[Stored entries]
_____
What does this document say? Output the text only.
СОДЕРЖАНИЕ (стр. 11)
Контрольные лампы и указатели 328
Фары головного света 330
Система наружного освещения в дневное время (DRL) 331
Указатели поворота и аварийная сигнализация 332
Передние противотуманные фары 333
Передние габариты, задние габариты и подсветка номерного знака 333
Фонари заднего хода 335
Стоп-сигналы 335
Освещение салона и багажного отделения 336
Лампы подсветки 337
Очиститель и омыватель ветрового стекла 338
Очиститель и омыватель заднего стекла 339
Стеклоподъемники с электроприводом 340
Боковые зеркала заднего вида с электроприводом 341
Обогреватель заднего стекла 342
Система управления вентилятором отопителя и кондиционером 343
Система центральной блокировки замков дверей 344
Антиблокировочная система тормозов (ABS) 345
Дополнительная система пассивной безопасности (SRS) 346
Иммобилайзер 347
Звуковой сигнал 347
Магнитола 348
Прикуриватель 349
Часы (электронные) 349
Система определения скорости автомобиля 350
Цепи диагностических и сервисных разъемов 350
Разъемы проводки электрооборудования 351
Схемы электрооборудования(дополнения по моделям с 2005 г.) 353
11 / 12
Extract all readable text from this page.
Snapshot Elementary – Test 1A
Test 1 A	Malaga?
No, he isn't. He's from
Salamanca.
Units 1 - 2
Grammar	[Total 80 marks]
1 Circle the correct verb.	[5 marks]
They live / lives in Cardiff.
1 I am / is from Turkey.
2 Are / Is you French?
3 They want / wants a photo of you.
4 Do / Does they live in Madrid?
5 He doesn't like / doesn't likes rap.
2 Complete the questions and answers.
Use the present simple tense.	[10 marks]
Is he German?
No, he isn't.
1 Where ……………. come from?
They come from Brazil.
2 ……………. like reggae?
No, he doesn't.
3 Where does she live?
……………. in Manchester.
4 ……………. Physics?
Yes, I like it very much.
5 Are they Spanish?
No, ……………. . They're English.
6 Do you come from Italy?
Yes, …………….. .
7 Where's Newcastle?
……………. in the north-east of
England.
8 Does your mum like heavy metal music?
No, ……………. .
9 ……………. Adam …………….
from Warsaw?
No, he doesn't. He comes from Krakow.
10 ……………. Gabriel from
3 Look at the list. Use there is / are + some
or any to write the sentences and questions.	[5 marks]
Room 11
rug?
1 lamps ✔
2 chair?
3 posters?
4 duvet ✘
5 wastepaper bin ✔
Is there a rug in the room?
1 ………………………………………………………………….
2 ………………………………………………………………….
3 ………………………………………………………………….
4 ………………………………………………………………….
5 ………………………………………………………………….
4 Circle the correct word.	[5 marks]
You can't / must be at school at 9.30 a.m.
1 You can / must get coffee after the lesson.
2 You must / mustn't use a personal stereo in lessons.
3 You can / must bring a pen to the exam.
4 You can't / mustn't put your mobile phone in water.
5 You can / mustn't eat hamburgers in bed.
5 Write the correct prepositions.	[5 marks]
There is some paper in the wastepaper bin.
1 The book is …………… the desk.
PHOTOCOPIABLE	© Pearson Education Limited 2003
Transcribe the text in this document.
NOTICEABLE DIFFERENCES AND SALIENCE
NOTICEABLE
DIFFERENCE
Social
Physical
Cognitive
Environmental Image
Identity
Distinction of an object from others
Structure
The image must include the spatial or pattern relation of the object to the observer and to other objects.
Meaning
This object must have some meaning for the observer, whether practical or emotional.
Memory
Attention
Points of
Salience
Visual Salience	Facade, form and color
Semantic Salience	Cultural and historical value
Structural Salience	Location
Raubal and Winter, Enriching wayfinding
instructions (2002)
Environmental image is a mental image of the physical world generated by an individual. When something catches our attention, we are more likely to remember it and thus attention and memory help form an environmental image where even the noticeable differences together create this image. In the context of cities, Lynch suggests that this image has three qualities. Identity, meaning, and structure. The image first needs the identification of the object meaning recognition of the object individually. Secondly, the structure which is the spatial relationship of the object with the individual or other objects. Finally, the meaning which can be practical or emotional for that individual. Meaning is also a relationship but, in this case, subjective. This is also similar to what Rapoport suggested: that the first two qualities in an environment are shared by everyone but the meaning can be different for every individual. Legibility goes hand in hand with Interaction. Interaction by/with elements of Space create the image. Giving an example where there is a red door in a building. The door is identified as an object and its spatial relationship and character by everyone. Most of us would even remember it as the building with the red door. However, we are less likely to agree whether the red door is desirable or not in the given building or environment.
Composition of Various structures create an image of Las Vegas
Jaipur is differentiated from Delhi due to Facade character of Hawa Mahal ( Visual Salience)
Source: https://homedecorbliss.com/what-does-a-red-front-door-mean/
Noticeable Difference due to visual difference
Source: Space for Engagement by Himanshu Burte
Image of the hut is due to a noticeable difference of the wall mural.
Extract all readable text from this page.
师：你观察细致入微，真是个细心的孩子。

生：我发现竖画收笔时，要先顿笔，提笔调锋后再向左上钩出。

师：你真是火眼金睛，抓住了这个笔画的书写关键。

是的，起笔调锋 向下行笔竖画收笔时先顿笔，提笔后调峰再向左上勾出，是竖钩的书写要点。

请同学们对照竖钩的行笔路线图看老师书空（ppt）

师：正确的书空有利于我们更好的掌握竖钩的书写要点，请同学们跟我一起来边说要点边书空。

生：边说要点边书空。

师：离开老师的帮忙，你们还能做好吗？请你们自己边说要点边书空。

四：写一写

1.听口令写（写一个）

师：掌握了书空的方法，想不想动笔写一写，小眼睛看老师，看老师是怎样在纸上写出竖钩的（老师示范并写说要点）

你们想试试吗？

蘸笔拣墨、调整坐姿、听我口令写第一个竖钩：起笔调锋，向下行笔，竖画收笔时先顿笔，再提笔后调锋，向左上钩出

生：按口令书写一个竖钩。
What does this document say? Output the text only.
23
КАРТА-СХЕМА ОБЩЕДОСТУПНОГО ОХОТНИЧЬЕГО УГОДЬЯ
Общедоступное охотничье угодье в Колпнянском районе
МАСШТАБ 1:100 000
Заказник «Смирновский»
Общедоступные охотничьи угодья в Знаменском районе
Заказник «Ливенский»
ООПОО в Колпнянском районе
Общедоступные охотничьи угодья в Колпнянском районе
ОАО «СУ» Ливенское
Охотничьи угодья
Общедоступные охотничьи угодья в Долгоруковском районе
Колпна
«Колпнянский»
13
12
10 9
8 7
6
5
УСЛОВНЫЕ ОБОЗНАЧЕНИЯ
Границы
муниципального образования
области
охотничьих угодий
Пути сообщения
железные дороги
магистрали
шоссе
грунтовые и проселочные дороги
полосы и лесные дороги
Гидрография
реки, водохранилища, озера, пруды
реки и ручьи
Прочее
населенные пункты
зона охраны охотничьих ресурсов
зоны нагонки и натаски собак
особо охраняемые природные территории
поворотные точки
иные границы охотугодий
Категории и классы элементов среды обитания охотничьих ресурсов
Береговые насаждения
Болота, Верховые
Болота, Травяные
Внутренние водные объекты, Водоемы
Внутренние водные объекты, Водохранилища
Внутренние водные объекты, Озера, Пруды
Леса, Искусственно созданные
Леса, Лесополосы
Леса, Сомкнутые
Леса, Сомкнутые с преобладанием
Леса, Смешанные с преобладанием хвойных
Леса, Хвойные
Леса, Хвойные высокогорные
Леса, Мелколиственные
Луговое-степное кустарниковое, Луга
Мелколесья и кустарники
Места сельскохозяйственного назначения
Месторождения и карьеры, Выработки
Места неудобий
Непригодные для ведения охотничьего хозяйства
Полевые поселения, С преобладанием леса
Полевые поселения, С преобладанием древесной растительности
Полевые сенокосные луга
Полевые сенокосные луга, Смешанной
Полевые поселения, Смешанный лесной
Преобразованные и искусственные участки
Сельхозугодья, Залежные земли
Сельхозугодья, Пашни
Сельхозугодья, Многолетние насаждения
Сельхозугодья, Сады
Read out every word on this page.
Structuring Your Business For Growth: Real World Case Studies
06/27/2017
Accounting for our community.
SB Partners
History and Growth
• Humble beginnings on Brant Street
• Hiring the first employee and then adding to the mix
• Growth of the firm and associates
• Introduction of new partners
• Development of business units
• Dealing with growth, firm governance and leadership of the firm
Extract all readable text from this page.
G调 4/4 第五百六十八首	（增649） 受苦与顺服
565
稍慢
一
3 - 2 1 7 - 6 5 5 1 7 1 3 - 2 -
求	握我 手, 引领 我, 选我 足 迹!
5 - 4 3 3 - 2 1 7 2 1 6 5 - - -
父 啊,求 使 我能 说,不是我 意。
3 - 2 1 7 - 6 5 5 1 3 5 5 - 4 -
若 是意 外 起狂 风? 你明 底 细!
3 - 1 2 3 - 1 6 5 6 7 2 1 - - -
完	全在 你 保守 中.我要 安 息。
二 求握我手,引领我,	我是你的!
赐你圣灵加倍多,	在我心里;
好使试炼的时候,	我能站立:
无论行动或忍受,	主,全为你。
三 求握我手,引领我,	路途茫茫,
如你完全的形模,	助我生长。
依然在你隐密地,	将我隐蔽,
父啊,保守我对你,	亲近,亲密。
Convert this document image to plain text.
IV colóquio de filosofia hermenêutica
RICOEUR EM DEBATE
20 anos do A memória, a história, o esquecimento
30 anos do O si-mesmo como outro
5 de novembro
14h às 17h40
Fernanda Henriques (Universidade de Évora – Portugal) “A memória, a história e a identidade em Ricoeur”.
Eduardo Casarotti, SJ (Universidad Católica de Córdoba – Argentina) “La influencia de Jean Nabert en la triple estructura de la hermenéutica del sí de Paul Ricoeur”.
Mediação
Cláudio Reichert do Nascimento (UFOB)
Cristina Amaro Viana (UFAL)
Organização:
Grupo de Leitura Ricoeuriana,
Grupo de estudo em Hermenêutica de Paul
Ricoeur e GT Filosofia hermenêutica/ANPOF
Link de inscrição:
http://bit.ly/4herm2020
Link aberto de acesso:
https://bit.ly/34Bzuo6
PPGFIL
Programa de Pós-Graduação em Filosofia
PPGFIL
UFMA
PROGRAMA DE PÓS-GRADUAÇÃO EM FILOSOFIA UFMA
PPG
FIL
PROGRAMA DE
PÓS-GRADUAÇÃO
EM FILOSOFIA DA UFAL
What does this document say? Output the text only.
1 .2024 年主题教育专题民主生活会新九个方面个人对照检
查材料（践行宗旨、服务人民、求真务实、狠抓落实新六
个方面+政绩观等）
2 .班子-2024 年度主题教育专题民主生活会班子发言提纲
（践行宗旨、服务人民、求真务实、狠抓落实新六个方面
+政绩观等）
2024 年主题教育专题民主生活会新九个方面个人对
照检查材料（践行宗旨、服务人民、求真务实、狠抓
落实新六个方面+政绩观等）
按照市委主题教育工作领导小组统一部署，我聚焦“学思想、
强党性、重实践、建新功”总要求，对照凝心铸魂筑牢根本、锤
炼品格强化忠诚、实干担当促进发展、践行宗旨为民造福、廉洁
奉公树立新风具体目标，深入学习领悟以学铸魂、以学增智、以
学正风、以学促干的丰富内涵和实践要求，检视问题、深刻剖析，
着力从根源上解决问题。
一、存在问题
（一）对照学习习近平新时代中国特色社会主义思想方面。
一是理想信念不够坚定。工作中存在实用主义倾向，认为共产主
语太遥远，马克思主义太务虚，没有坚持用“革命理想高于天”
_____
## WORK REQUIRED
Work through the records above line by line and count those that hold the string "wastepaper". Give only the result.

## ANSWER IN FULL
2